# ENTRIES SHOWN:
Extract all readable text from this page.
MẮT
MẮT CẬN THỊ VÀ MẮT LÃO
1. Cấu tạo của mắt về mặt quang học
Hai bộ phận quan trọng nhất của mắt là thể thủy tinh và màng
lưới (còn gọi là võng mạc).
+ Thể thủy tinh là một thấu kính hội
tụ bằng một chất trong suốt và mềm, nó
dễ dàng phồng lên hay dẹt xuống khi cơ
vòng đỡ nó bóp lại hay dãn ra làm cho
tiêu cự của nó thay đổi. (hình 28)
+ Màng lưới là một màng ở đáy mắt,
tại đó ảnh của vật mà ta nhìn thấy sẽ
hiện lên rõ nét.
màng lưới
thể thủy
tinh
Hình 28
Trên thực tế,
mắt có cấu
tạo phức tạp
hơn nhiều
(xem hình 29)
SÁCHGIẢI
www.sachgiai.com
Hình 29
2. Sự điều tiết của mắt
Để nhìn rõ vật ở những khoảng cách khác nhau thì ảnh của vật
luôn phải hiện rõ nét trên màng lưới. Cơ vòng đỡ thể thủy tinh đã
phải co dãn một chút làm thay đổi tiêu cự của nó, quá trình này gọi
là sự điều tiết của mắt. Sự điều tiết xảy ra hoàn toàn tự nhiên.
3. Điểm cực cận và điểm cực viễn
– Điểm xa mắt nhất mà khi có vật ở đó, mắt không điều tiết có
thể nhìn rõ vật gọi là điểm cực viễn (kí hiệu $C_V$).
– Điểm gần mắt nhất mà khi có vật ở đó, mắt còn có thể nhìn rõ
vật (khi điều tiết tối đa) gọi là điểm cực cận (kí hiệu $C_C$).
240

# REQUIREMENT:
Show each line holding the word "tiết".

# FINAL RESULT:
2. Sự điều tiết của mắt
là sự điều tiết của mắt. Sự điều tiết xảy ra hoàn toàn tự nhiên.
– Điểm xa mắt nhất mà khi có vật ở đó, mắt không điều tiết có
vật (khi điều tiết tối đa) gọi là điểm cực cận (kí hiệu $C_C$).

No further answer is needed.